EXERCISE DESCRIPTION -
Write down each entry again, exactly as it reads.

DATA SHOWN -

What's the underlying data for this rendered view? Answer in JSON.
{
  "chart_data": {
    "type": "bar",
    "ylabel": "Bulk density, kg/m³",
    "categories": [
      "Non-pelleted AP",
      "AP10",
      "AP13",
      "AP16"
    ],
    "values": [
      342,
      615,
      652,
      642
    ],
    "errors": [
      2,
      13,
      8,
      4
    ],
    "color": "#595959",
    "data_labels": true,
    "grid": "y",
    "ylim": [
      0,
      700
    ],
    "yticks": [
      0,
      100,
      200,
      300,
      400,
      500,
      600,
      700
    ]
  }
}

FINISHED EXERCISE -
What's the underlying data for this rendered view? Answer in JSON.
{
  "chart_data": {
    "type": "bar",
    "ylabel": "Bulk density, kg/m³",
    "categories": [
      "Non-pelleted AP",
      "AP10",
      "AP13",
      "AP16"
    ],
    "values": [
      342,
      615,
      652,
      642
    ],
    "errors": [
      2,
      13,
      8,
      4
    ],
    "color": "#595959",
    "data_labels": true,
    "grid": "y",
    "ylim": [
      0,
      700
    ],
    "yticks": [
      0,
      100,
      200,
      300,
      400,
      500,
      600,
      700
    ]
  }
}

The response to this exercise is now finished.